» **What to work on**
Return every line below as is, leaving out the pictures.

Dataset entries
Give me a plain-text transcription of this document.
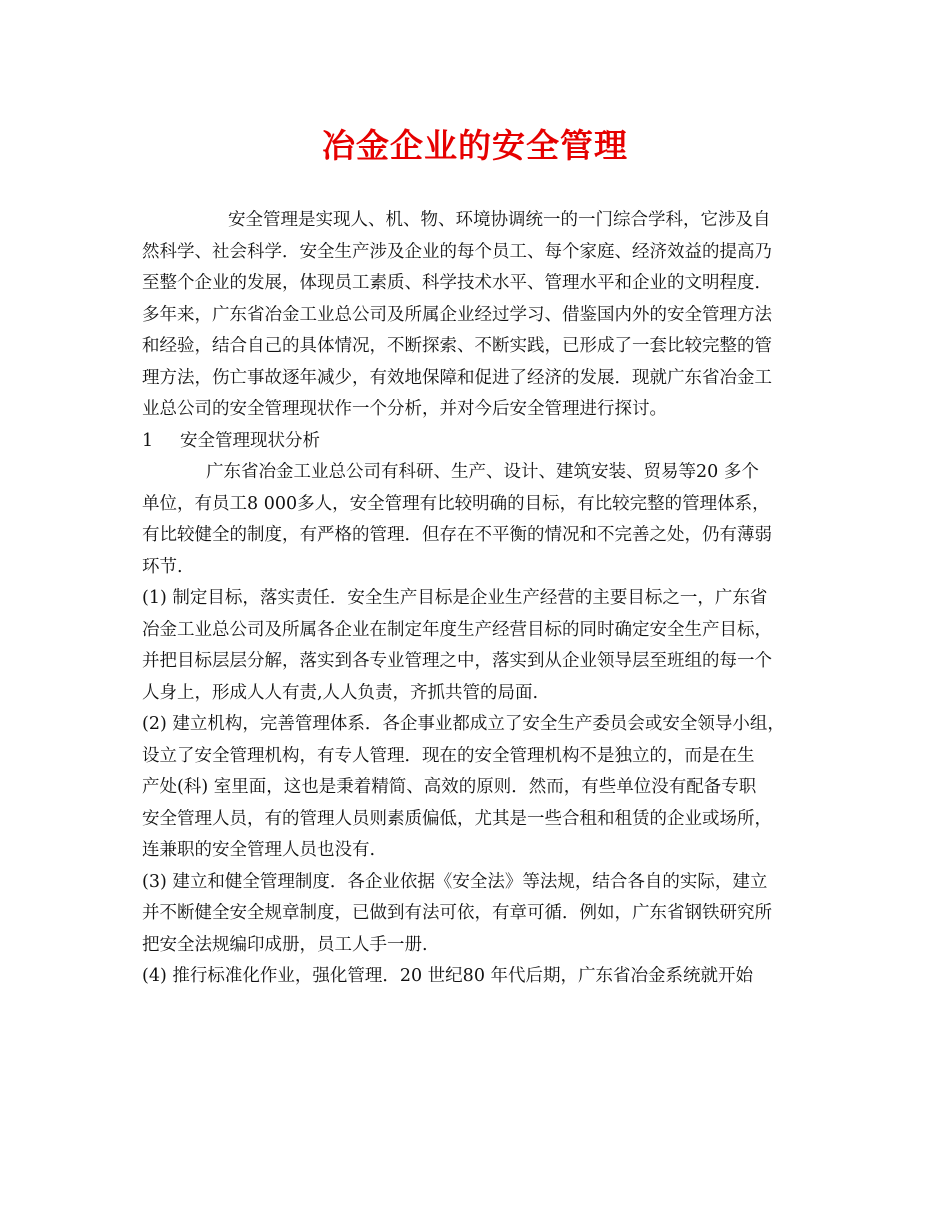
冶金企业的安全管理
安全管理是实现人、机、物、环境协调统一的一门综合学科，它涉及自
然科学、社会科学．安全生产涉及企业的每个员工、每个家庭、经济效益的提高乃
至整个企业的发展，体现员工素质、科学技术水平、管理水平和企业的文明程度．
多年来，广东省冶金工业总公司及所属企业经过学习、借鉴国内外的安全管理方法
和经验，结合自己的具体情况，不断探索、不断实践，已形成了一套比较完整的管
理方法，伤亡事故逐年减少，有效地保障和促进了经济的发展．现就广东省冶金工
业总公司的安全管理现状作一个分析，并对今后安全管理进行探讨。
1 安全管理现状分析
广东省冶金工业总公司有科研、生产、设计、建筑安装、贸易等20 多个
单位，有员工8 000多人，安全管理有比较明确的目标，有比较完整的管理体系，
有比较健全的制度，有严格的管理．但存在不平衡的情况和不完善之处，仍有薄弱
环节.
(1) 制定目标，落实责任．安全生产目标是企业生产经营的主要目标之一，广东省
冶金工业总公司及所属各企业在制定年度生产经营目标的同时确定安全生产目标，
并把目标层层分解，落实到各专业管理之中，落实到从企业领导层至班组的每一个
人身上，形成人人有责,人人负责，齐抓共管的局面.
(2) 建立机构，完善管理体系．各企事业都成立了安全生产委员会或安全领导小组，
设立了安全管理机构，有专人管理．现在的安全管理机构不是独立的，而是在生
产处(科) 室里面，这也是秉着精简、高效的原则．然而，有些单位没有配备专职
安全管理人员，有的管理人员则素质偏低，尤其是一些合租和租赁的企业或场所，
连兼职的安全管理人员也没有.
(3) 建立和健全管理制度．各企业依据《安全法》等法规，结合各自的实际，建立
并不断健全安全规章制度，已做到有法可依，有章可循．例如，广东省钢铁研究所
把安全法规编印成册，员工人手一册.
(4) 推行标准化作业，强化管理．20 世纪80 年代后期，广东省冶金系统就开始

» **Full output**
Give me a plain-text transcription of this document.
冶金企业的安全管理
安全管理是实现人、机、物、环境协调统一的一门综合学科，它涉及自
然科学、社会科学．安全生产涉及企业的每个员工、每个家庭、经济效益的提高乃
至整个企业的发展，体现员工素质、科学技术水平、管理水平和企业的文明程度．
多年来，广东省冶金工业总公司及所属企业经过学习、借鉴国内外的安全管理方法
和经验，结合自己的具体情况，不断探索、不断实践，已形成了一套比较完整的管
理方法，伤亡事故逐年减少，有效地保障和促进了经济的发展．现就广东省冶金工
业总公司的安全管理现状作一个分析，并对今后安全管理进行探讨。
1 安全管理现状分析
广东省冶金工业总公司有科研、生产、设计、建筑安装、贸易等20 多个
单位，有员工8 000多人，安全管理有比较明确的目标，有比较完整的管理体系，
有比较健全的制度，有严格的管理．但存在不平衡的情况和不完善之处，仍有薄弱
环节.
(1) 制定目标，落实责任．安全生产目标是企业生产经营的主要目标之一，广东省
冶金工业总公司及所属各企业在制定年度生产经营目标的同时确定安全生产目标，
并把目标层层分解，落实到各专业管理之中，落实到从企业领导层至班组的每一个
人身上，形成人人有责,人人负责，齐抓共管的局面.
(2) 建立机构，完善管理体系．各企事业都成立了安全生产委员会或安全领导小组，
设立了安全管理机构，有专人管理．现在的安全管理机构不是独立的，而是在生
产处(科) 室里面，这也是秉着精简、高效的原则．然而，有些单位没有配备专职
安全管理人员，有的管理人员则素质偏低，尤其是一些合租和租赁的企业或场所，
连兼职的安全管理人员也没有.
(3) 建立和健全管理制度．各企业依据《安全法》等法规，结合各自的实际，建立
并不断健全安全规章制度，已做到有法可依，有章可循．例如，广东省钢铁研究所
把安全法规编印成册，员工人手一册.
(4) 推行标准化作业，强化管理．20 世纪80 年代后期，广东省冶金系统就开始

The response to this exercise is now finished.